### Given request
All lines holding the string "Registration" are to be shown.

(Records from a data source)
++++++++++

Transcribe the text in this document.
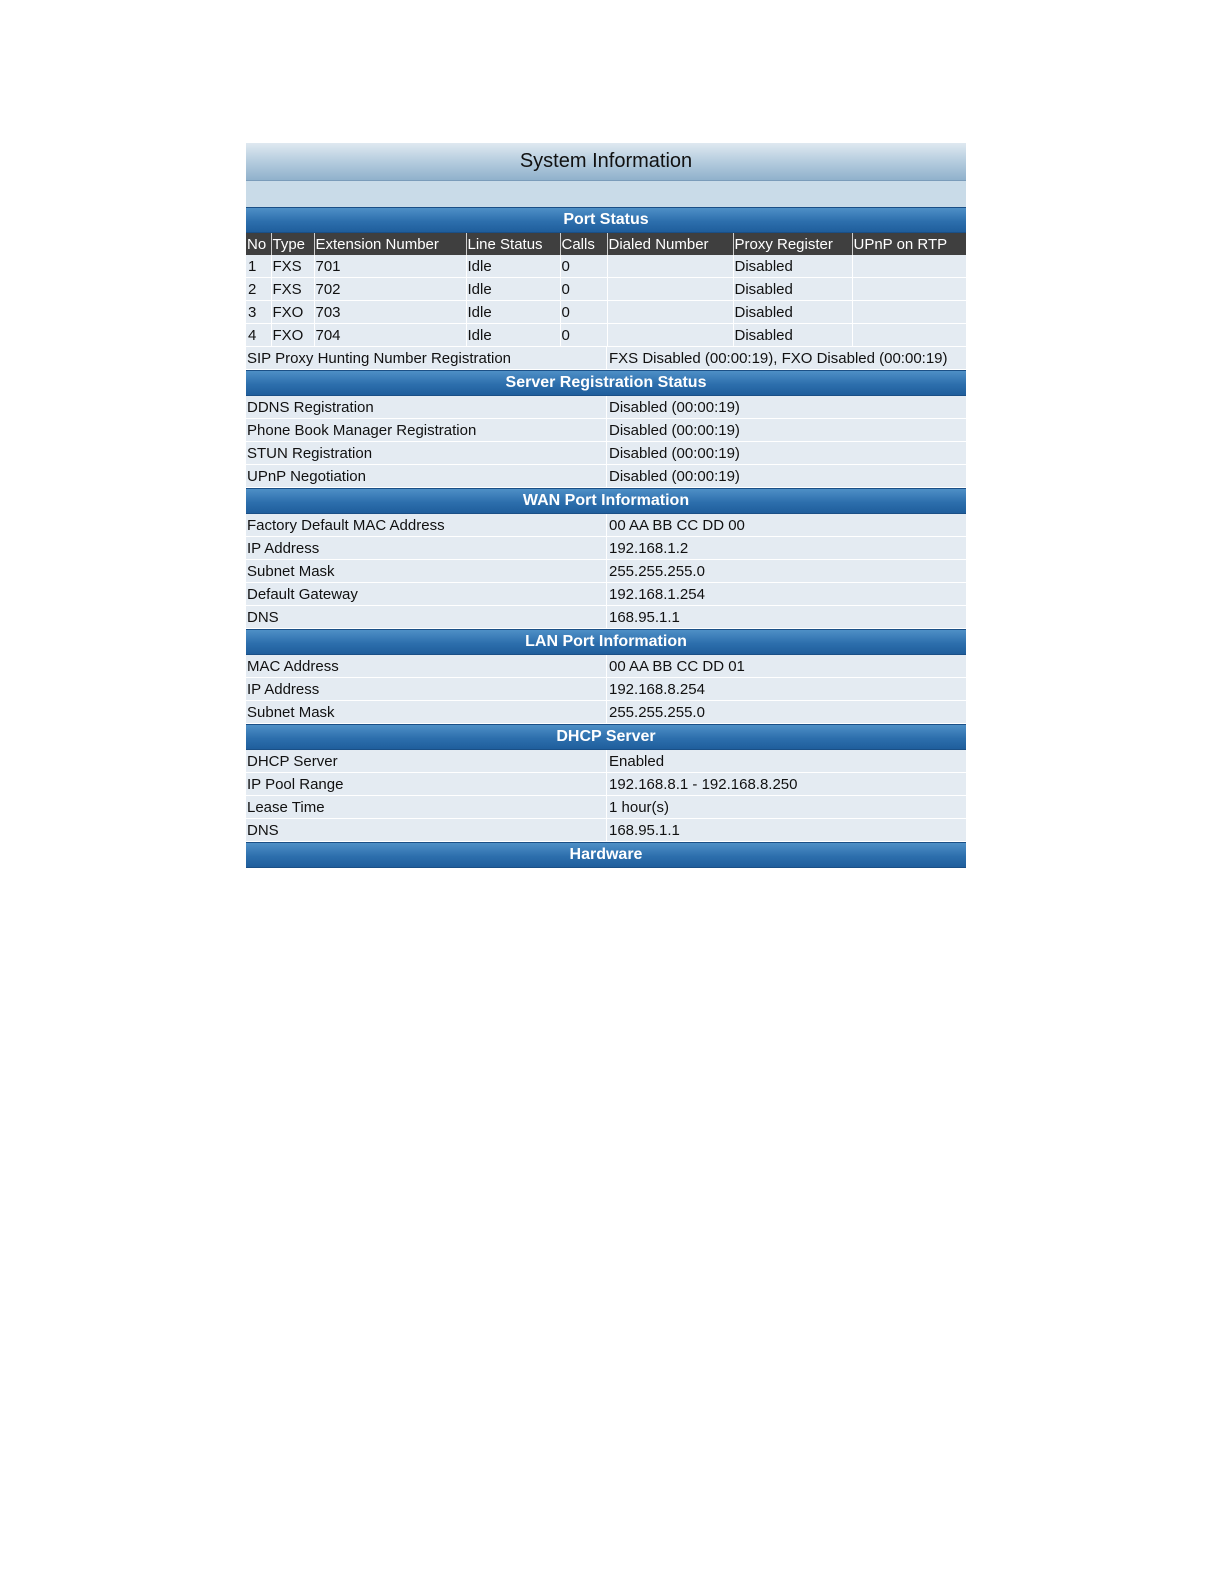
System Information
Port Status
No	Type	Extension Number	Line Status	Calls	Dialed Number	Proxy Register	UPnP on RTP
1	FXS	701	Idle	0		Disabled	
2	FXS	702	Idle	0		Disabled	
3	FXO	703	Idle	0		Disabled	
4	FXO	704	Idle	0		Disabled	
SIP Proxy Hunting Number Registration	FXS Disabled (00:00:19), FXO Disabled (00:00:19)
Server Registration Status
DDNS Registration	Disabled (00:00:19)
Phone Book Manager Registration	Disabled (00:00:19)
STUN Registration	Disabled (00:00:19)
UPnP Negotiation	Disabled (00:00:19)
WAN Port Information
Factory Default MAC Address	00 AA BB CC DD 00
IP Address	192.168.1.2
Subnet Mask	255.255.255.0
Default Gateway	192.168.1.254
DNS	168.95.1.1
LAN Port Information
MAC Address	00 AA BB CC DD 01
IP Address	192.168.8.254
Subnet Mask	255.255.255.0
DHCP Server
DHCP Server	Enabled
IP Pool Range	192.168.8.1 - 192.168.8.250
Lease Time	1 hour(s)
DNS	168.95.1.1
Hardware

++++++++++

### Task response
SIP Proxy Hunting Number Registration	FXS Disabled (00:00:19), FXO Disabled (00:00:19)
Server Registration Status
DDNS Registration	Disabled (00:00:19)
Phone Book Manager Registration	Disabled (00:00:19)
STUN Registration	Disabled (00:00:19)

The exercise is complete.